start Exercise inputs
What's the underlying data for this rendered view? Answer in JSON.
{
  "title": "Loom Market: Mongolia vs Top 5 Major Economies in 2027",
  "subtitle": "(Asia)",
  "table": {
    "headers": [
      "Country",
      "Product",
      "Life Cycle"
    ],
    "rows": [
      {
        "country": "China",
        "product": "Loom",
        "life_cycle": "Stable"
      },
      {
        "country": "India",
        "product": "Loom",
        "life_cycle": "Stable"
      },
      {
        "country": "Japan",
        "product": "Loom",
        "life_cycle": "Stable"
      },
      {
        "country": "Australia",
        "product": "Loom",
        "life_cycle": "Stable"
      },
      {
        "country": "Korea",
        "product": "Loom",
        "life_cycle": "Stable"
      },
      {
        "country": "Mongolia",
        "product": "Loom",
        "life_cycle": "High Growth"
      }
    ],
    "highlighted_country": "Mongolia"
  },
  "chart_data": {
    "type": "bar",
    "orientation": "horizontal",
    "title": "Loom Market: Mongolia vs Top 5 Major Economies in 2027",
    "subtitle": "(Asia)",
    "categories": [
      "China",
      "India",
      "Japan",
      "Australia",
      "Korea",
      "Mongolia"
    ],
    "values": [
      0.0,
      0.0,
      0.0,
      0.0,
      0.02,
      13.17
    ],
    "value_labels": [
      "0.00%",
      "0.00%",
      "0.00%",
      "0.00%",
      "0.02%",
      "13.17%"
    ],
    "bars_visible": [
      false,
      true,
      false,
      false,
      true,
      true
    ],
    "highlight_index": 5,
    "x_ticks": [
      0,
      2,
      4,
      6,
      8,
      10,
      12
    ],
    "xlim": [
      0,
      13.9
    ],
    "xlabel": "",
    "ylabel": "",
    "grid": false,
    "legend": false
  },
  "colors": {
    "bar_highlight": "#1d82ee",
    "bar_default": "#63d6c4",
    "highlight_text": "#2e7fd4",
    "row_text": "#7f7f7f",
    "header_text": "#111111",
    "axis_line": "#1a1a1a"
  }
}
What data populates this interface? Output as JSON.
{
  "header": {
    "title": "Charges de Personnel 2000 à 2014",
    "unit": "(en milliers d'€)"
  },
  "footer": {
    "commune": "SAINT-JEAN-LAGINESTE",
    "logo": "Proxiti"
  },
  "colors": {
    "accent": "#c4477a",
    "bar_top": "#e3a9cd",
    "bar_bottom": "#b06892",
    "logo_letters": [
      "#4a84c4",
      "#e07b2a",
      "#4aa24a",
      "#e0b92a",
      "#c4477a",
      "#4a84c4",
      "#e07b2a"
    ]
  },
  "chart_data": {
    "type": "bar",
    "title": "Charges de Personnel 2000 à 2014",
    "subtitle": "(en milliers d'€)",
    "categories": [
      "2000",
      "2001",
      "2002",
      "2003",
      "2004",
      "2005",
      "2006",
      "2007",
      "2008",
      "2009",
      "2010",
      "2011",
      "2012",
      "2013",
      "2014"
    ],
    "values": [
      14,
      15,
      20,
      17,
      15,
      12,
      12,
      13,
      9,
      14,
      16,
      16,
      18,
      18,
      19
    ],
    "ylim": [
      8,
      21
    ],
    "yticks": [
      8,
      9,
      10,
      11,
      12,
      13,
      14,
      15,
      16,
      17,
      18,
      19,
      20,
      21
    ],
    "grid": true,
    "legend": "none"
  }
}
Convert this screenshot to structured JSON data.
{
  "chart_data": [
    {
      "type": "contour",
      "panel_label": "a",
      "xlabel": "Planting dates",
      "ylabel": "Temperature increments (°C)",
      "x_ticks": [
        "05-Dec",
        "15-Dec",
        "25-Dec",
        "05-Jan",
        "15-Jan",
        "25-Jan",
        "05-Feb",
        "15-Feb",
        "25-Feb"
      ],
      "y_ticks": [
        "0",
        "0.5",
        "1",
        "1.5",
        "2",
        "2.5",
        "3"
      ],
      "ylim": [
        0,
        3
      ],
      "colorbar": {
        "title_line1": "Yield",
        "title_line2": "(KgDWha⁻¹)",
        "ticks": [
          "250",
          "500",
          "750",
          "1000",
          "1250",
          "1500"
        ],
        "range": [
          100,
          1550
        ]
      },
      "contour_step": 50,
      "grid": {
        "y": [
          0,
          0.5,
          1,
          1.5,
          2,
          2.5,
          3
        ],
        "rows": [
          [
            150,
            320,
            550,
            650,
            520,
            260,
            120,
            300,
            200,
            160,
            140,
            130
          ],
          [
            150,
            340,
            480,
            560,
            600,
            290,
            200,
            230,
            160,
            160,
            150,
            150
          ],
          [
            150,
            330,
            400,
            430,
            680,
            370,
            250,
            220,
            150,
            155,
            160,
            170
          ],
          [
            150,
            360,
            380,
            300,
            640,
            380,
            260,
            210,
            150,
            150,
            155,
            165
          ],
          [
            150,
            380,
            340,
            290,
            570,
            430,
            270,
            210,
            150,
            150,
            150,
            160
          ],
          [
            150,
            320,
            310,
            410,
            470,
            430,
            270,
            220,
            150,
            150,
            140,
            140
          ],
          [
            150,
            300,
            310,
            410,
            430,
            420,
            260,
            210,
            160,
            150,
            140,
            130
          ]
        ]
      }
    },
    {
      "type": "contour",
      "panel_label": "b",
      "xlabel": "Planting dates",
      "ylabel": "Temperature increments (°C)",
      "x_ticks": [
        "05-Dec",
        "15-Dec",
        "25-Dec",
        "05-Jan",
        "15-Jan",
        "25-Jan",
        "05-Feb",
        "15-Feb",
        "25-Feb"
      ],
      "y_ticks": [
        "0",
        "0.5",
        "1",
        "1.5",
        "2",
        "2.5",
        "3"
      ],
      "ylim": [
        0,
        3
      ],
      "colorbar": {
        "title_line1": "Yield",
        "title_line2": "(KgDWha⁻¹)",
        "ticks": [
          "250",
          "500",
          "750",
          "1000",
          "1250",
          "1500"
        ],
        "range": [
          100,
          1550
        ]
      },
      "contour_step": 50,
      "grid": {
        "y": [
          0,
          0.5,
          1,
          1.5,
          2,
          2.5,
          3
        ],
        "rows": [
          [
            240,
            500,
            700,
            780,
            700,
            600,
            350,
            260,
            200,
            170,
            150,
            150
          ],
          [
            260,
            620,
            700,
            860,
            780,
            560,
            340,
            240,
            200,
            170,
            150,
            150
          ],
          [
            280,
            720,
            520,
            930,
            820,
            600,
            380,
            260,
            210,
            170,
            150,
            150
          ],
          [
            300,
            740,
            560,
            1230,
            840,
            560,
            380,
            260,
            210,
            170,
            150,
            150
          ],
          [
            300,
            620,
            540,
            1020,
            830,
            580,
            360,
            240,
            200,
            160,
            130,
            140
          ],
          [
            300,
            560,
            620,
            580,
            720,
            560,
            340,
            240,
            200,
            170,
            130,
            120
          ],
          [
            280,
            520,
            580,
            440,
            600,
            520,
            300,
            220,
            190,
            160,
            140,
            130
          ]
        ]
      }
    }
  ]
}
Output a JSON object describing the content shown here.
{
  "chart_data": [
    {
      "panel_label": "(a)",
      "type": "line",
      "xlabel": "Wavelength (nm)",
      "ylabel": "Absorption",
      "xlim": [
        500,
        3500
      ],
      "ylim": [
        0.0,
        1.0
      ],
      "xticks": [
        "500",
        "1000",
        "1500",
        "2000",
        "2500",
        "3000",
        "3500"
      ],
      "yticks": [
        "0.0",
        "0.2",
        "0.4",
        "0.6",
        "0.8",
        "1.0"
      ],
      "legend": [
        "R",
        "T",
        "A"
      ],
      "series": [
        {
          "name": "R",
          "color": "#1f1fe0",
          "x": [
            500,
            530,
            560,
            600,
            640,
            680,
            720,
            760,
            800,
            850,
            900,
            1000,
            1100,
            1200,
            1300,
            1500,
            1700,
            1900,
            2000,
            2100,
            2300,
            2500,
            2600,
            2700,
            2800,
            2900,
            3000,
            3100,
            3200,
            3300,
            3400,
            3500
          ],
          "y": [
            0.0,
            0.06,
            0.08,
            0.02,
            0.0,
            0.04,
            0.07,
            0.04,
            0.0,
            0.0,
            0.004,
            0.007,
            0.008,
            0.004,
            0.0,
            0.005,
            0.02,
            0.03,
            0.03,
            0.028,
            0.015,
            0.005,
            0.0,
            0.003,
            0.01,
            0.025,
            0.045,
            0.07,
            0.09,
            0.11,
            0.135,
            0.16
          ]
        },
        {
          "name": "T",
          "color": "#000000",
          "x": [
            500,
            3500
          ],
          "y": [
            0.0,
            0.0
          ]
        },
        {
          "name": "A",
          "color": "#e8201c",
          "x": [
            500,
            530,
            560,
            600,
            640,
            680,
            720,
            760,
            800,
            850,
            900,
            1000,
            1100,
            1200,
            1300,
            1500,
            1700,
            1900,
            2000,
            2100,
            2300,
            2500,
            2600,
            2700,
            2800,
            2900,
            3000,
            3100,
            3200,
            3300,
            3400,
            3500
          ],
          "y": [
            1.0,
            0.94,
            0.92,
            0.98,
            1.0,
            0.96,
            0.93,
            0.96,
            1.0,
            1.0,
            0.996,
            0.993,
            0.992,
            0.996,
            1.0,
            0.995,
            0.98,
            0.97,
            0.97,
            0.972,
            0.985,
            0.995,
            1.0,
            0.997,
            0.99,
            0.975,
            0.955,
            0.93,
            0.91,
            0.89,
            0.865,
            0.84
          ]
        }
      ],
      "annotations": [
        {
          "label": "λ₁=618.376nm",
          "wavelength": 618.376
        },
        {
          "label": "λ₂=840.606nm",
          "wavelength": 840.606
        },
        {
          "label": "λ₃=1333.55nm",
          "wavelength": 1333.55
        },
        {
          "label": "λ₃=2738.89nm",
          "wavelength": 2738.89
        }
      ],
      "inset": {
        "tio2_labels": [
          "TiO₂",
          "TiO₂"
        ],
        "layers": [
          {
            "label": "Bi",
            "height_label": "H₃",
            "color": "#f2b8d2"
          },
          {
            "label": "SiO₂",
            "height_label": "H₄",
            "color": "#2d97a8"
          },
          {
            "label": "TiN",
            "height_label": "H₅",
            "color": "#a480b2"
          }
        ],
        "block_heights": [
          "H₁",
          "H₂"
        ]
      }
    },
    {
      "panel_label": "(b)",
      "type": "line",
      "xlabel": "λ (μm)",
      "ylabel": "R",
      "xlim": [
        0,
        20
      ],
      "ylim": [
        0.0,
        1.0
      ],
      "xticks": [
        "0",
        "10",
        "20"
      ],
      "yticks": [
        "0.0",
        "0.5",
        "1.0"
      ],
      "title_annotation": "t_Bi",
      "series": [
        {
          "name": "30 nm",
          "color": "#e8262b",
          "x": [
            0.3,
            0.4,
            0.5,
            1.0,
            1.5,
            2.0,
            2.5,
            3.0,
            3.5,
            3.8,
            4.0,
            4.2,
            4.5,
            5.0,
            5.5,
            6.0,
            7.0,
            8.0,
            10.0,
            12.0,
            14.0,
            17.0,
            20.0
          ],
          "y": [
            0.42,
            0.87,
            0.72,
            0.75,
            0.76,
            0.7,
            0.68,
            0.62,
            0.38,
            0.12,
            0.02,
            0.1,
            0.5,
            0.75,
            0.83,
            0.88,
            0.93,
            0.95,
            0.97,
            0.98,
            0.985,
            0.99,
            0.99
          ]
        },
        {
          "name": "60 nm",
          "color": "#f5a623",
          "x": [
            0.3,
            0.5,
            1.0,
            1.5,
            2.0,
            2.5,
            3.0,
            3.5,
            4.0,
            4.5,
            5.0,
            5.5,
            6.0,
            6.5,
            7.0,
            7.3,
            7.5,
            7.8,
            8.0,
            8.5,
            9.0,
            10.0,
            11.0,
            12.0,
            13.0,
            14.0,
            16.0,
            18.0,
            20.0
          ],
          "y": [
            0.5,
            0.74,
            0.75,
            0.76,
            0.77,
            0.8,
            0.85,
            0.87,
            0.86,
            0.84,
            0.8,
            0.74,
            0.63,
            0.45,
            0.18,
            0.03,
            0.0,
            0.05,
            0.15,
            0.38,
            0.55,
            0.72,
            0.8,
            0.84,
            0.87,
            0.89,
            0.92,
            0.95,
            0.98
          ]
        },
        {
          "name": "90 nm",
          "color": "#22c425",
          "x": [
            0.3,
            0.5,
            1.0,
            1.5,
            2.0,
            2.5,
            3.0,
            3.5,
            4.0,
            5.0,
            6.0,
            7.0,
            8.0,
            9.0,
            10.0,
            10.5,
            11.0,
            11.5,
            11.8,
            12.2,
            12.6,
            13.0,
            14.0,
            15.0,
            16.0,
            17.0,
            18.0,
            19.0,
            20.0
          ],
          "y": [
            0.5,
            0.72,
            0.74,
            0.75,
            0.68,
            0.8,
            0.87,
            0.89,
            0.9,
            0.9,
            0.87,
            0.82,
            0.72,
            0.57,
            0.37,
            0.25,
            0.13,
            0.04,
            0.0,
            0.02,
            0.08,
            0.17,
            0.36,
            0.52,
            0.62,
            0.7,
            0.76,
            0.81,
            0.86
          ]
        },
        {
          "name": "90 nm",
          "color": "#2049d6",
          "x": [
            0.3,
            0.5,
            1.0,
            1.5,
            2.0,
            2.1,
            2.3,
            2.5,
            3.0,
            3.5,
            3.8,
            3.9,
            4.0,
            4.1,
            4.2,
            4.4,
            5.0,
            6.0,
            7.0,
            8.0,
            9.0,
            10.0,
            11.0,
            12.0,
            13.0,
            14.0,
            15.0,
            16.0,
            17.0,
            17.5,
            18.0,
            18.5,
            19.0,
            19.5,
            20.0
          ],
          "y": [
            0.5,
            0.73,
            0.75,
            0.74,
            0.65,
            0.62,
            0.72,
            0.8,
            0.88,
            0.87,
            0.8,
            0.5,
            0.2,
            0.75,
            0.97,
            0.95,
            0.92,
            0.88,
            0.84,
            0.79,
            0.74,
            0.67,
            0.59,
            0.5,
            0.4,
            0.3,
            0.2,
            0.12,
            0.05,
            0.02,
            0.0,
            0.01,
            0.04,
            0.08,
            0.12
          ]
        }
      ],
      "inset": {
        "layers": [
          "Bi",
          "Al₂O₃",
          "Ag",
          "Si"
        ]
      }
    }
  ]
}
end Exercise inputs
From the data above, copy out every line with the string "ylabel" in it.

    "ylabel": "",
      "ylabel": "Temperature increments (°C)",
      "ylabel": "Temperature increments (°C)",
      "ylabel": "Absorption",
      "ylabel": "R",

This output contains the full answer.